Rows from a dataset
───
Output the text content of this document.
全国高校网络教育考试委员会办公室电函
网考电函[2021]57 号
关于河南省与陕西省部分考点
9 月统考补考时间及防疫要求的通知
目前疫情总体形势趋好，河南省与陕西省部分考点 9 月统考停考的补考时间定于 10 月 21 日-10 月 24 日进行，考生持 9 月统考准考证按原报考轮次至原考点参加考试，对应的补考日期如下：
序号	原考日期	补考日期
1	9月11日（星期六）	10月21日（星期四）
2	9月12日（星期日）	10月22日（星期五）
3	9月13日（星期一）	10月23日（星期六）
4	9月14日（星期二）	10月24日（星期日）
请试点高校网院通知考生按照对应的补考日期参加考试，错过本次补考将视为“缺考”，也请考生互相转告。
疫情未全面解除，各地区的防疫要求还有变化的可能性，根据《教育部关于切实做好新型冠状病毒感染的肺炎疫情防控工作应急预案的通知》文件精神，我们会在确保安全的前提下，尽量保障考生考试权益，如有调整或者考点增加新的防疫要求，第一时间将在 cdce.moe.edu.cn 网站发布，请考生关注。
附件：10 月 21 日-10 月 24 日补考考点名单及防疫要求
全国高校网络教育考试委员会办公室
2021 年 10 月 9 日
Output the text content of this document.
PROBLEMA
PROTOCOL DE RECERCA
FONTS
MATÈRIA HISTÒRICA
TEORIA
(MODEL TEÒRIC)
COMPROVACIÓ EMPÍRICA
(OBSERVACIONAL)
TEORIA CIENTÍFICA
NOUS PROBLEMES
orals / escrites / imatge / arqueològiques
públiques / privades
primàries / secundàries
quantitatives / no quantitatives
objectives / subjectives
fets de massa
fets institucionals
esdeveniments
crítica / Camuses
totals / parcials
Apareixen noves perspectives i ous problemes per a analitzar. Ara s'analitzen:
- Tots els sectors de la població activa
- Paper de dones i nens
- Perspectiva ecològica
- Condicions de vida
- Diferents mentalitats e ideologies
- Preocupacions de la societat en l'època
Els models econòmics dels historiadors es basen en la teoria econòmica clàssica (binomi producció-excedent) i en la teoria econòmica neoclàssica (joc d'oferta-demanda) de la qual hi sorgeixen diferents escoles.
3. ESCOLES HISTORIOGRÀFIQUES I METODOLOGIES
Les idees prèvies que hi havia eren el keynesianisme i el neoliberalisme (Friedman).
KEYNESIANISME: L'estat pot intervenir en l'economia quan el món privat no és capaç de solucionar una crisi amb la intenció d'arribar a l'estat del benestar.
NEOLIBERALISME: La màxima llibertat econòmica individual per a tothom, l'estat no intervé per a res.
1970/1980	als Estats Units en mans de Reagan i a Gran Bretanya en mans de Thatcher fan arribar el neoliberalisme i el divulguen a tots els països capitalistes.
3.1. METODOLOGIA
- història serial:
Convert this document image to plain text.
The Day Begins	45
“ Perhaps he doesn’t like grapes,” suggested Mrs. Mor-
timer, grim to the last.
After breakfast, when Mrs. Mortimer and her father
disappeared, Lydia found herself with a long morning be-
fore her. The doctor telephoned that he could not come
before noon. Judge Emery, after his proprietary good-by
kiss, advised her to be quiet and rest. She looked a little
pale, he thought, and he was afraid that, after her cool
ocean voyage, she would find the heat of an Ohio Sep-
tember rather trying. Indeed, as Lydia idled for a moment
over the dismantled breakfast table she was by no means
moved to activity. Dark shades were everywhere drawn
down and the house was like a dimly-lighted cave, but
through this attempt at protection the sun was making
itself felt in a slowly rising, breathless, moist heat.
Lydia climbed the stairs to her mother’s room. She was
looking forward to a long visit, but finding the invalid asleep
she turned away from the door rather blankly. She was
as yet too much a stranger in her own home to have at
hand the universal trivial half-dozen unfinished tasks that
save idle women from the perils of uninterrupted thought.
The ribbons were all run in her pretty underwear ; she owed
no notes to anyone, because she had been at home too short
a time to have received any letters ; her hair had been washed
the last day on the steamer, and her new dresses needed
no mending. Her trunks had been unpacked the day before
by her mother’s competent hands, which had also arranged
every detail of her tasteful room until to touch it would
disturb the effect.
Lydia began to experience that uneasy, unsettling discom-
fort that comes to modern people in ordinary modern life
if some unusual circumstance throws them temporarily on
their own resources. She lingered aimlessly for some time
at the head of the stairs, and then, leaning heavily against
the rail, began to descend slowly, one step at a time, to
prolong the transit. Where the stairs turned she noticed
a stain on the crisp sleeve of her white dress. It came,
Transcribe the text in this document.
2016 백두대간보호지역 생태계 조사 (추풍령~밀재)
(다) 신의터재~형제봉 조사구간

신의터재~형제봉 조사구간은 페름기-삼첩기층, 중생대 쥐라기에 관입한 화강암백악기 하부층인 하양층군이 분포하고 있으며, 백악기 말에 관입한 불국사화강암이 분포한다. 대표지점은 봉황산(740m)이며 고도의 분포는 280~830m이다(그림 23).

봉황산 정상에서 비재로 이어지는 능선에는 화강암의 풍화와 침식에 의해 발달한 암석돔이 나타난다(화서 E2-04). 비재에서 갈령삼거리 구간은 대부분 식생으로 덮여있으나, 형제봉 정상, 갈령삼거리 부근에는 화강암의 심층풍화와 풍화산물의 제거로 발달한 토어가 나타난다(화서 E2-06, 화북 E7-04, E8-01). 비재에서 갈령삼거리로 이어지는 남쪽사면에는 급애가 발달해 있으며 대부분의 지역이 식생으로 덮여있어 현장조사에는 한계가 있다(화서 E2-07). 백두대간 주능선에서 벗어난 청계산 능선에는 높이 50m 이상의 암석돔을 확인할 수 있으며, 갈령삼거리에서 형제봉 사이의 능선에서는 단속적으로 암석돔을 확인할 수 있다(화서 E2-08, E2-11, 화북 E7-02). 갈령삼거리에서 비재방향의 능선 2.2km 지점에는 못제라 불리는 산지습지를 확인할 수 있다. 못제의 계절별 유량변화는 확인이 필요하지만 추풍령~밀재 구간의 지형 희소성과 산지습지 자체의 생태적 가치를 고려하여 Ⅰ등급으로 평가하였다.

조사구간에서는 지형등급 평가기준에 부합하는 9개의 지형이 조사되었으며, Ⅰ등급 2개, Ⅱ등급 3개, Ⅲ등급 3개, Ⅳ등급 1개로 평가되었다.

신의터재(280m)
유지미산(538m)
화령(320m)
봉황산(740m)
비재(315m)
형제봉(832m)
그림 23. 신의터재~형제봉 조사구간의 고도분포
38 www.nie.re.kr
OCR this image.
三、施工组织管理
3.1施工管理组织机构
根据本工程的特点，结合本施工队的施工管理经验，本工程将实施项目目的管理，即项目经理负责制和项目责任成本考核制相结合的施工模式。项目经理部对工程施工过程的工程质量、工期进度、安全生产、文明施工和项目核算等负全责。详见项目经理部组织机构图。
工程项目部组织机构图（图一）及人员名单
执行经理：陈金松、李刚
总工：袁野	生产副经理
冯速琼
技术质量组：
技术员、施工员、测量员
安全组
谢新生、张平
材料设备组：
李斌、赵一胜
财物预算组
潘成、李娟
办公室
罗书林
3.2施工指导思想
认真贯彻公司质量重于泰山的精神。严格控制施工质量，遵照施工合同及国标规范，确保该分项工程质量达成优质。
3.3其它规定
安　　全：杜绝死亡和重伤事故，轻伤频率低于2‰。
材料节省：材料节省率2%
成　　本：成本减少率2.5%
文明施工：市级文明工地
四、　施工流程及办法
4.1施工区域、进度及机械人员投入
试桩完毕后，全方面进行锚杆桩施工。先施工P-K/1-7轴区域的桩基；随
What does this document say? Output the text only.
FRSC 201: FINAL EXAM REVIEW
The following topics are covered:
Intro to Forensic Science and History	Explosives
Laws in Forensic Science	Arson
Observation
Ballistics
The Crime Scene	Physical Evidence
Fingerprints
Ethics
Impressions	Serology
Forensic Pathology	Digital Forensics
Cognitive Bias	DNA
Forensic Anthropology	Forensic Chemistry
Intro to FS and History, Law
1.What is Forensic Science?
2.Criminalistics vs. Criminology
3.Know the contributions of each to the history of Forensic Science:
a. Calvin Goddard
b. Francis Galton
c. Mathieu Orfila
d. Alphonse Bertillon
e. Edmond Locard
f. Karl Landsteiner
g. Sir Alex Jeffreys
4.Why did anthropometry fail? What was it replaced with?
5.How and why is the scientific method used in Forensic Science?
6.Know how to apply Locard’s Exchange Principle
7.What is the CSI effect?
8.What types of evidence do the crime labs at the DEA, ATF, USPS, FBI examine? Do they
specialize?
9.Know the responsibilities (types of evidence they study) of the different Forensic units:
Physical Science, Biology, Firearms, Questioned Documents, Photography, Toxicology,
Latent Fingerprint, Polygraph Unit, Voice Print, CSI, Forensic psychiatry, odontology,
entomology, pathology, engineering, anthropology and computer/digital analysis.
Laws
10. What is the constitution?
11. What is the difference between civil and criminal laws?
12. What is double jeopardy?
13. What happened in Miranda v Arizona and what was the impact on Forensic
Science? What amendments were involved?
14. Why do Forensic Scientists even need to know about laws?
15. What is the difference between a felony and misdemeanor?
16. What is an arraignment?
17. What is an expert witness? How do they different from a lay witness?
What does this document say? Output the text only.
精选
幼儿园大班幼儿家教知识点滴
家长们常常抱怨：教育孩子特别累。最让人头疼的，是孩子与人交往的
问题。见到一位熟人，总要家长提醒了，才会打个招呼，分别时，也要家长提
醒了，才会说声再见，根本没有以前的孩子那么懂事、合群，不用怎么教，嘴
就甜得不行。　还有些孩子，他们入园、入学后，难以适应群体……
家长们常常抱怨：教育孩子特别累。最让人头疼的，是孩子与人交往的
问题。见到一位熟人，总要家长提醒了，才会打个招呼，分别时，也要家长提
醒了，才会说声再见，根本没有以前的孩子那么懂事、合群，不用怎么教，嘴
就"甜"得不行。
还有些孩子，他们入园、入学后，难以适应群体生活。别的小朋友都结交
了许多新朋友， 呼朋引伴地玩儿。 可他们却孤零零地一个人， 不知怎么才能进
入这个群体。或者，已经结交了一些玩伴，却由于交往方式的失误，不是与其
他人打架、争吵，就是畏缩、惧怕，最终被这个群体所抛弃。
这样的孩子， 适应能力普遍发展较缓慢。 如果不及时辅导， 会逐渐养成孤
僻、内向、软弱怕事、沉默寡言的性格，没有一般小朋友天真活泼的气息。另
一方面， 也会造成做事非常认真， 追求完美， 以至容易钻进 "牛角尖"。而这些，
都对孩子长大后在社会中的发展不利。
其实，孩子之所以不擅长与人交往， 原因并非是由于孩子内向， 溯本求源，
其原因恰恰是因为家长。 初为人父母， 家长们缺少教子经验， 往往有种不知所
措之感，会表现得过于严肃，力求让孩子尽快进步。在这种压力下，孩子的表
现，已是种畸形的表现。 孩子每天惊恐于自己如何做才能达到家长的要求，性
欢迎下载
───
Written task - Look for lines containing the string "Locard" and copy them all.

Result of this exercise -
e. Edmond Locard
6.Know how to apply Locard’s Exchange Principle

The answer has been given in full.